[DATA FOR THIS EXERCISE start]

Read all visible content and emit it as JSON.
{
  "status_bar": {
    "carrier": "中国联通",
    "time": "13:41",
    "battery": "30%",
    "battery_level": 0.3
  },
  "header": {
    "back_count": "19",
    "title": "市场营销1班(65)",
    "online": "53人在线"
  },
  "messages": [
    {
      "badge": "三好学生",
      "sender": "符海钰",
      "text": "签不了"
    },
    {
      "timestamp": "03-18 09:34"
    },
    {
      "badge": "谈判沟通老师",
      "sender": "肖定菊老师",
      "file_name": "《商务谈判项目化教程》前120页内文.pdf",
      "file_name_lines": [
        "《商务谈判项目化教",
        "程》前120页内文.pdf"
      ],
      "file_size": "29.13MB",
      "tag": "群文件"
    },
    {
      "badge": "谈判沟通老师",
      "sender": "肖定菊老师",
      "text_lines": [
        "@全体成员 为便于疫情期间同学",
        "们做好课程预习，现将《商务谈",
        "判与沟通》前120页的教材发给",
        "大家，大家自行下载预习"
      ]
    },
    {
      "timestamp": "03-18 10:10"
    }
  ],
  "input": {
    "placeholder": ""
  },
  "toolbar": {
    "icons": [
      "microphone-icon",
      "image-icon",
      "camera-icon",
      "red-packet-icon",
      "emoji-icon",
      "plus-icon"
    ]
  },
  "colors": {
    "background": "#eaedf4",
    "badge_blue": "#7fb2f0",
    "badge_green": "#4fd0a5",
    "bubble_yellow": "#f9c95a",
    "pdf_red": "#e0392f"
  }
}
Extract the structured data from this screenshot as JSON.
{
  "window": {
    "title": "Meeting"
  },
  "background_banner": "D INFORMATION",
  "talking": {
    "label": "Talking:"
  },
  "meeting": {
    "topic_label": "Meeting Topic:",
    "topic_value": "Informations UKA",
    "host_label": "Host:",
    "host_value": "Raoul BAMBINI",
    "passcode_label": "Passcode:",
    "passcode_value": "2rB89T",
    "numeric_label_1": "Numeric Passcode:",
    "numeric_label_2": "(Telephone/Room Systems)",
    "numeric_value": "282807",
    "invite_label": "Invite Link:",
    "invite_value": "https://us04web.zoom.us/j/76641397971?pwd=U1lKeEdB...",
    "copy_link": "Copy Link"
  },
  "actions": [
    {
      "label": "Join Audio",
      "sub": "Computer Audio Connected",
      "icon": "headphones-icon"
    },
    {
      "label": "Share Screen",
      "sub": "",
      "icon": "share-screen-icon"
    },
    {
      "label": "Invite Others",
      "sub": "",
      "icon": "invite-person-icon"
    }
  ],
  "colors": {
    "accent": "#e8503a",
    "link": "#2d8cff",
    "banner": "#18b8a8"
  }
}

[DATA FOR THIS EXERCISE end]

Would you give the material above again, complete and exact?

REPLY TO THE TASK =>
Read all visible content and emit it as JSON.
{
  "status_bar": {
    "carrier": "中国联通",
    "time": "13:41",
    "battery": "30%",
    "battery_level": 0.3
  },
  "header": {
    "back_count": "19",
    "title": "市场营销1班(65)",
    "online": "53人在线"
  },
  "messages": [
    {
      "badge": "三好学生",
      "sender": "符海钰",
      "text": "签不了"
    },
    {
      "timestamp": "03-18 09:34"
    },
    {
      "badge": "谈判沟通老师",
      "sender": "肖定菊老师",
      "file_name": "《商务谈判项目化教程》前120页内文.pdf",
      "file_name_lines": [
        "《商务谈判项目化教",
        "程》前120页内文.pdf"
      ],
      "file_size": "29.13MB",
      "tag": "群文件"
    },
    {
      "badge": "谈判沟通老师",
      "sender": "肖定菊老师",
      "text_lines": [
        "@全体成员 为便于疫情期间同学",
        "们做好课程预习，现将《商务谈",
        "判与沟通》前120页的教材发给",
        "大家，大家自行下载预习"
      ]
    },
    {
      "timestamp": "03-18 10:10"
    }
  ],
  "input": {
    "placeholder": ""
  },
  "toolbar": {
    "icons": [
      "microphone-icon",
      "image-icon",
      "camera-icon",
      "red-packet-icon",
      "emoji-icon",
      "plus-icon"
    ]
  },
  "colors": {
    "background": "#eaedf4",
    "badge_blue": "#7fb2f0",
    "badge_green": "#4fd0a5",
    "bubble_yellow": "#f9c95a",
    "pdf_red": "#e0392f"
  }
}
Extract the structured data from this screenshot as JSON.
{
  "window": {
    "title": "Meeting"
  },
  "background_banner": "D INFORMATION",
  "talking": {
    "label": "Talking:"
  },
  "meeting": {
    "topic_label": "Meeting Topic:",
    "topic_value": "Informations UKA",
    "host_label": "Host:",
    "host_value": "Raoul BAMBINI",
    "passcode_label": "Passcode:",
    "passcode_value": "2rB89T",
    "numeric_label_1": "Numeric Passcode:",
    "numeric_label_2": "(Telephone/Room Systems)",
    "numeric_value": "282807",
    "invite_label": "Invite Link:",
    "invite_value": "https://us04web.zoom.us/j/76641397971?pwd=U1lKeEdB...",
    "copy_link": "Copy Link"
  },
  "actions": [
    {
      "label": "Join Audio",
      "sub": "Computer Audio Connected",
      "icon": "headphones-icon"
    },
    {
      "label": "Share Screen",
      "sub": "",
      "icon": "share-screen-icon"
    },
    {
      "label": "Invite Others",
      "sub": "",
      "icon": "invite-person-icon"
    }
  ],
  "colors": {
    "accent": "#e8503a",
    "link": "#2d8cff",
    "banner": "#18b8a8"
  }
}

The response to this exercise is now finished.